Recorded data

===============

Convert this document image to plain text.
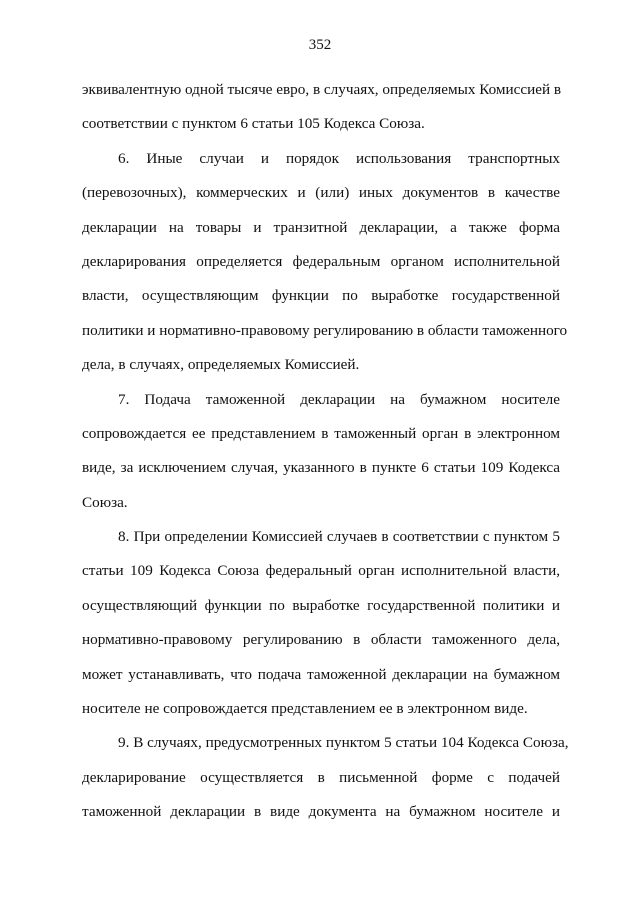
352
эквивалентную одной тысяче евро, в случаях, определяемых Комиссией в
соответствии с пунктом 6 статьи 105 Кодекса Союза.
6. Иные случаи и порядок использования транспортных
(перевозочных), коммерческих и (или) иных документов в качестве
декларации на товары и транзитной декларации, а также форма
декларирования определяется федеральным органом исполнительной
власти, осуществляющим функции по выработке государственной
политики и нормативно-правовому регулированию в области таможенного
дела, в случаях, определяемых Комиссией.
7. Подача таможенной декларации на бумажном носителе
сопровождается ее представлением в таможенный орган в электронном
виде, за исключением случая, указанного в пункте 6 статьи 109 Кодекса
Союза.
8. При определении Комиссией случаев в соответствии с пунктом 5
статьи 109 Кодекса Союза федеральный орган исполнительной власти,
осуществляющий функции по выработке государственной политики и
нормативно-правовому регулированию в области таможенного дела,
может устанавливать, что подача таможенной декларации на бумажном
носителе не сопровождается представлением ее в электронном виде.
9. В случаях, предусмотренных пунктом 5 статьи 104 Кодекса Союза,
декларирование осуществляется в письменной форме с подачей
таможенной декларации в виде документа на бумажном носителе и
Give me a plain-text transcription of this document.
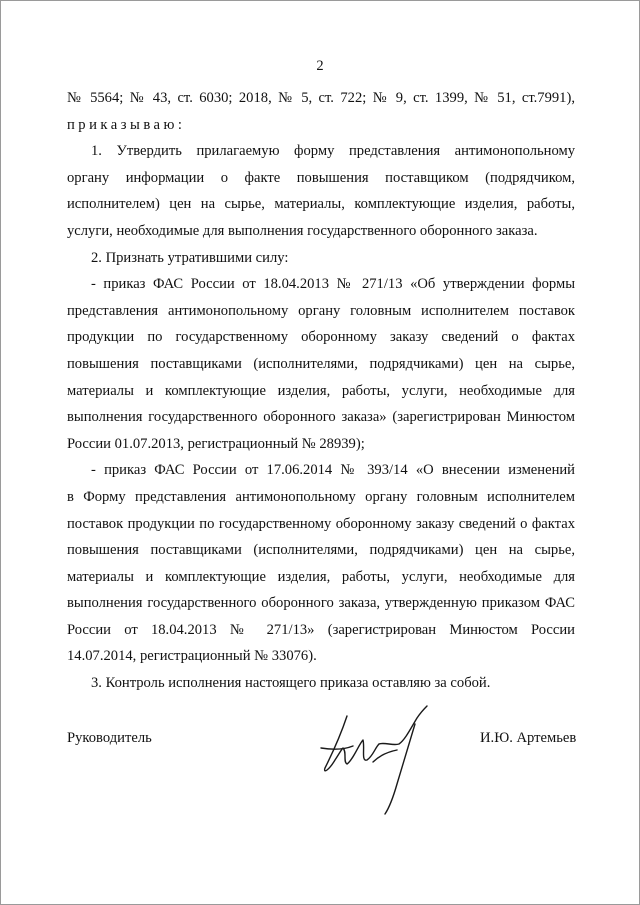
2

№ 5564; № 43, ст. 6030; 2018, № 5, ст. 722; № 9, ст. 1399, № 51, ст.7991),

приказываю:

1. Утвердить прилагаемую форму представления антимонопольному

органу информации о факте повышения поставщиком (подрядчиком,

исполнителем) цен на сырье, материалы, комплектующие изделия, работы,

услуги, необходимые для выполнения государственного оборонного заказа.

2. Признать утратившими силу:

- приказ ФАС России от 18.04.2013 № 271/13 «Об утверждении формы

представления антимонопольному органу головным исполнителем поставок

продукции по государственному оборонному заказу сведений о фактах

повышения поставщиками (исполнителями, подрядчиками) цен на сырье,

материалы и комплектующие изделия, работы, услуги, необходимые для

выполнения государственного оборонного заказа» (зарегистрирован Минюстом

России 01.07.2013, регистрационный № 28939);

- приказ ФАС России от 17.06.2014 № 393/14 «О внесении изменений

в Форму представления антимонопольному органу головным исполнителем

поставок продукции по государственному оборонному заказу сведений о фактах

повышения поставщиками (исполнителями, подрядчиками) цен на сырье,

материалы и комплектующие изделия, работы, услуги, необходимые для

выполнения государственного оборонного заказа, утвержденную приказом ФАС

России от 18.04.2013 № 271/13» (зарегистрирован Минюстом России

14.07.2014, регистрационный № 33076).

3. Контроль исполнения настоящего приказа оставляю за собой.

Руководитель	И.Ю. Артемьев
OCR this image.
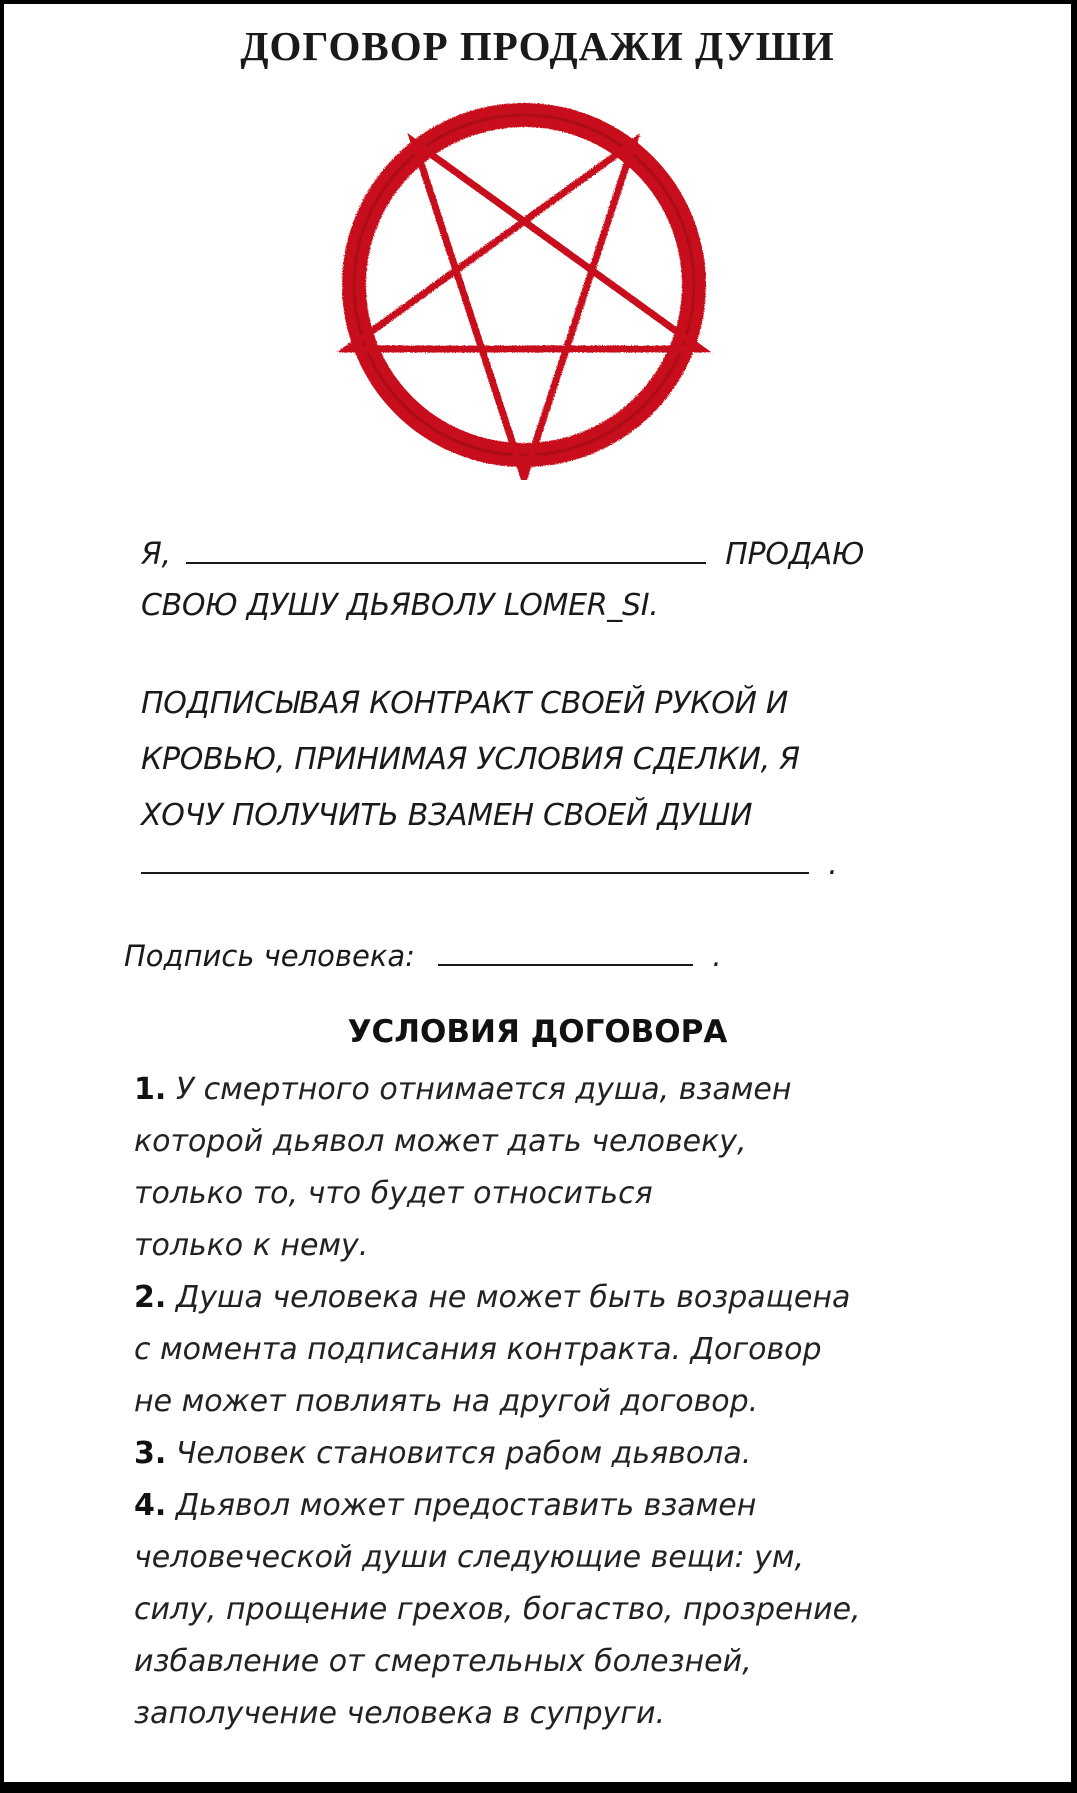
ДОГОВОР ПРОДАЖИ ДУШИ
Я,	ПРОДАЮ
СВОЮ ДУШУ ДЬЯВОЛУ LOMER_SI.
ПОДПИСЫВАЯ КОНТРАКТ СВОЕЙ РУКОЙ И
КРОВЬЮ, ПРИНИМАЯ УСЛОВИЯ СДЕЛКИ, Я
ХОЧУ ПОЛУЧИТЬ ВЗАМЕН СВОЕЙ ДУШИ
.
Подпись человека:	.
УСЛОВИЯ ДОГОВОРА
1. У смертного отнимается душа, взамен
которой дьявол может дать человеку,
только то, что будет относиться
только к нему.
2. Душа человека не может быть возращена
с момента подписания контракта. Договор
не может повлиять на другой договор.
3. Человек становится рабом дьявола.
4. Дьявол может предоставить взамен
человеческой души следующие вещи: ум,
силу, прощение грехов, богаство, прозрение,
избавление от смертельных болезней,
заполучение человека в супруги.
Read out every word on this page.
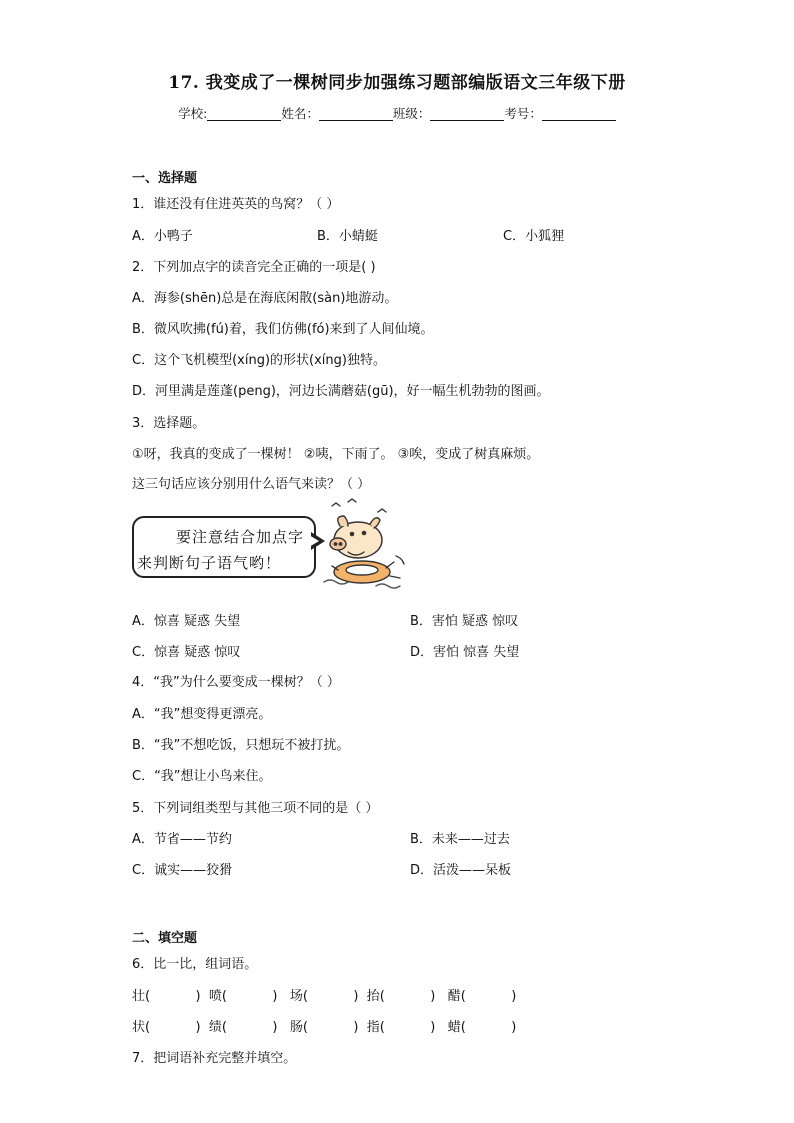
17. 我变成了一棵树同步加强练习题部编版语文三年级下册
学校:	姓名：	班级：	考号：
一、选择题
1．谁还没有住进英英的鸟窝？（ ）
A．小鸭子	B．小蜻蜓	C．小狐狸
2．下列加点字的读音完全正确的一项是( )
A．海参(shēn)总是在海底闲散(sàn)地游动。
B．微风吹拂(fú)着，我们仿佛(fó)来到了人间仙境。
C．这个飞机模型(xíng)的形状(xíng)独特。
D．河里满是莲蓬(peng)，河边长满蘑菇(gū)，好一幅生机勃勃的图画。
3．选择题。
①呀，我真的变成了一棵树！ ②咦，下雨了。 ③唉，变成了树真麻烦。
这三句话应该分别用什么语气来读？（ ）
要注意结合加点字
来判断句子语气哟！
A．惊喜 疑惑 失望	B．害怕 疑惑 惊叹
C．惊喜 疑惑 惊叹	D．害怕 惊喜 失望
4．“我”为什么要变成一棵树？（ ）
A．“我”想变得更漂亮。
B．“我”不想吃饭，只想玩不被打扰。
C．“我”想让小鸟来住。
5．下列词组类型与其他三项不同的是（ ）
A．节省——节约	B．未来——过去
C．诚实——狡猾	D．活泼——呆板
二、填空题
6．比一比，组词语。
壮(           )  喷(           )   场(           )  抬(           )   醋(           )
状(           )  绩(           )   肠(           )  指(           )   蜡(           )
7．把词语补充完整并填空。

===============

### SET EXERCISE:
Write out the full set of lines verbatim, without the pictures.

### REPLY TO THE TASK:
Convert this document image to plain text.
352
эквивалентную одной тысяче евро, в случаях, определяемых Комиссией в
соответствии с пунктом 6 статьи 105 Кодекса Союза.
6. Иные случаи и порядок использования транспортных
(перевозочных), коммерческих и (или) иных документов в качестве
декларации на товары и транзитной декларации, а также форма
декларирования определяется федеральным органом исполнительной
власти, осуществляющим функции по выработке государственной
политики и нормативно-правовому регулированию в области таможенного
дела, в случаях, определяемых Комиссией.
7. Подача таможенной декларации на бумажном носителе
сопровождается ее представлением в таможенный орган в электронном
виде, за исключением случая, указанного в пункте 6 статьи 109 Кодекса
Союза.
8. При определении Комиссией случаев в соответствии с пунктом 5
статьи 109 Кодекса Союза федеральный орган исполнительной власти,
осуществляющий функции по выработке государственной политики и
нормативно-правовому регулированию в области таможенного дела,
может устанавливать, что подача таможенной декларации на бумажном
носителе не сопровождается представлением ее в электронном виде.
9. В случаях, предусмотренных пунктом 5 статьи 104 Кодекса Союза,
декларирование осуществляется в письменной форме с подачей
таможенной декларации в виде документа на бумажном носителе и
Give me a plain-text transcription of this document.
2

№ 5564; № 43, ст. 6030; 2018, № 5, ст. 722; № 9, ст. 1399, № 51, ст.7991),

приказываю:

1. Утвердить прилагаемую форму представления антимонопольному

органу информации о факте повышения поставщиком (подрядчиком,

исполнителем) цен на сырье, материалы, комплектующие изделия, работы,

услуги, необходимые для выполнения государственного оборонного заказа.

2. Признать утратившими силу:

- приказ ФАС России от 18.04.2013 № 271/13 «Об утверждении формы

представления антимонопольному органу головным исполнителем поставок

продукции по государственному оборонному заказу сведений о фактах

повышения поставщиками (исполнителями, подрядчиками) цен на сырье,

материалы и комплектующие изделия, работы, услуги, необходимые для

выполнения государственного оборонного заказа» (зарегистрирован Минюстом

России 01.07.2013, регистрационный № 28939);

- приказ ФАС России от 17.06.2014 № 393/14 «О внесении изменений

в Форму представления антимонопольному органу головным исполнителем

поставок продукции по государственному оборонному заказу сведений о фактах

повышения поставщиками (исполнителями, подрядчиками) цен на сырье,

материалы и комплектующие изделия, работы, услуги, необходимые для

выполнения государственного оборонного заказа, утвержденную приказом ФАС

России от 18.04.2013 № 271/13» (зарегистрирован Минюстом России

14.07.2014, регистрационный № 33076).

3. Контроль исполнения настоящего приказа оставляю за собой.

Руководитель	И.Ю. Артемьев
OCR this image.
ДОГОВОР ПРОДАЖИ ДУШИ
Я,	ПРОДАЮ
СВОЮ ДУШУ ДЬЯВОЛУ LOMER_SI.
ПОДПИСЫВАЯ КОНТРАКТ СВОЕЙ РУКОЙ И
КРОВЬЮ, ПРИНИМАЯ УСЛОВИЯ СДЕЛКИ, Я
ХОЧУ ПОЛУЧИТЬ ВЗАМЕН СВОЕЙ ДУШИ
.
Подпись человека:	.
УСЛОВИЯ ДОГОВОРА
1. У смертного отнимается душа, взамен
которой дьявол может дать человеку,
только то, что будет относиться
только к нему.
2. Душа человека не может быть возращена
с момента подписания контракта. Договор
не может повлиять на другой договор.
3. Человек становится рабом дьявола.
4. Дьявол может предоставить взамен
человеческой души следующие вещи: ум,
силу, прощение грехов, богаство, прозрение,
избавление от смертельных болезней,
заполучение человека в супруги.
Read out every word on this page.
17. 我变成了一棵树同步加强练习题部编版语文三年级下册
学校:	姓名：	班级：	考号：
一、选择题
1．谁还没有住进英英的鸟窝？（ ）
A．小鸭子	B．小蜻蜓	C．小狐狸
2．下列加点字的读音完全正确的一项是( )
A．海参(shēn)总是在海底闲散(sàn)地游动。
B．微风吹拂(fú)着，我们仿佛(fó)来到了人间仙境。
C．这个飞机模型(xíng)的形状(xíng)独特。
D．河里满是莲蓬(peng)，河边长满蘑菇(gū)，好一幅生机勃勃的图画。
3．选择题。
①呀，我真的变成了一棵树！ ②咦，下雨了。 ③唉，变成了树真麻烦。
这三句话应该分别用什么语气来读？（ ）
要注意结合加点字
来判断句子语气哟！
A．惊喜 疑惑 失望	B．害怕 疑惑 惊叹
C．惊喜 疑惑 惊叹	D．害怕 惊喜 失望
4．“我”为什么要变成一棵树？（ ）
A．“我”想变得更漂亮。
B．“我”不想吃饭，只想玩不被打扰。
C．“我”想让小鸟来住。
5．下列词组类型与其他三项不同的是（ ）
A．节省——节约	B．未来——过去
C．诚实——狡猾	D．活泼——呆板
二、填空题
6．比一比，组词语。
壮(           )  喷(           )   场(           )  抬(           )   醋(           )
状(           )  绩(           )   肠(           )  指(           )   蜡(           )
7．把词语补充完整并填空。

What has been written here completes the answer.